▶ **WHAT TO DO**: Pull out every line below that holds the word "this".
────────────────────
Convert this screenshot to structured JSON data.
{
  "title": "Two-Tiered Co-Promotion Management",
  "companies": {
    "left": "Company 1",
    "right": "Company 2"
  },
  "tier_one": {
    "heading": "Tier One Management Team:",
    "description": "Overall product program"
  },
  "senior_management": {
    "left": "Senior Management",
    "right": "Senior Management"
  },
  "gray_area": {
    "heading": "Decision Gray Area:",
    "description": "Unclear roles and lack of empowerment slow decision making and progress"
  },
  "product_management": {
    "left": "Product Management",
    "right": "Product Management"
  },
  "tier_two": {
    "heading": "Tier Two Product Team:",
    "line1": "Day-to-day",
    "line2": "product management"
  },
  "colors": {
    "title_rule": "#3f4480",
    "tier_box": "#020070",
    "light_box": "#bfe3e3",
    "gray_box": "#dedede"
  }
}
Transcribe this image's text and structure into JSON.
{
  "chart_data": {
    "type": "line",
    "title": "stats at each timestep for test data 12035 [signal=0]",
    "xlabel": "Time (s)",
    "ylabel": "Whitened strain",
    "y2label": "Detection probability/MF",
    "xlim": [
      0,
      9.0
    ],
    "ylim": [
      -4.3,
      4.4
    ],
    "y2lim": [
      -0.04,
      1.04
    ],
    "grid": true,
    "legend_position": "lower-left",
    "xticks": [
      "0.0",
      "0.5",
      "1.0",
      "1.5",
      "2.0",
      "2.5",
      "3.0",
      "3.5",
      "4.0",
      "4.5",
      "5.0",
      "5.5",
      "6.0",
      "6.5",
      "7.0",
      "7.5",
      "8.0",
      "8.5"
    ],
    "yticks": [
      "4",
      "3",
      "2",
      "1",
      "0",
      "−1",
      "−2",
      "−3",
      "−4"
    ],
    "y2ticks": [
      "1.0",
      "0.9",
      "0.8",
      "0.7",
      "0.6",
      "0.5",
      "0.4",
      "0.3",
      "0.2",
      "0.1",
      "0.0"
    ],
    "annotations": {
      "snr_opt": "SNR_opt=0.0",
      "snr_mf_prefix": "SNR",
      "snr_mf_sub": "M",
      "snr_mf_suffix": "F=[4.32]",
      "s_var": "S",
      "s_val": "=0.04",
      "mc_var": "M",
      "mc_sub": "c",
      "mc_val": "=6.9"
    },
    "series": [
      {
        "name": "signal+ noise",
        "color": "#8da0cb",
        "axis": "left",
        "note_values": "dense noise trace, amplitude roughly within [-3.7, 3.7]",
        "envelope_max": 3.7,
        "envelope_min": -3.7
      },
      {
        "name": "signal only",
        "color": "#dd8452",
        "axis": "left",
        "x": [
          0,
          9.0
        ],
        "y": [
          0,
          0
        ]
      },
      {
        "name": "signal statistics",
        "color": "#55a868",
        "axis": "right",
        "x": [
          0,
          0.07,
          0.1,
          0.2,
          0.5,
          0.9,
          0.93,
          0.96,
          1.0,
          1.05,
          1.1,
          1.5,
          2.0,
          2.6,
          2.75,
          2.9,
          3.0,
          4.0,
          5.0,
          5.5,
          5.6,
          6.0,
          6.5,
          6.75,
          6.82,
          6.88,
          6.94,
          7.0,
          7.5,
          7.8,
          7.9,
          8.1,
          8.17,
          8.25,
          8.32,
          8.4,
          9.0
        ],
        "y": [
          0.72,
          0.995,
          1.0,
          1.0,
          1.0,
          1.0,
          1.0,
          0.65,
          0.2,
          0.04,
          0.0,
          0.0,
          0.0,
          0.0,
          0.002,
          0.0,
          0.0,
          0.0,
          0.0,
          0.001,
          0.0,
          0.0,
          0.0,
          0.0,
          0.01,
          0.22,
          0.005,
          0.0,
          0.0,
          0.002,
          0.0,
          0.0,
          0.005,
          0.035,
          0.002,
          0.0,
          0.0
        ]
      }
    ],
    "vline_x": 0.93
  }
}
────────────────────
▶ **SOLVED EXERCISE**:
Convert this screenshot to structured JSON data.
Transcribe this image's text and structure into JSON.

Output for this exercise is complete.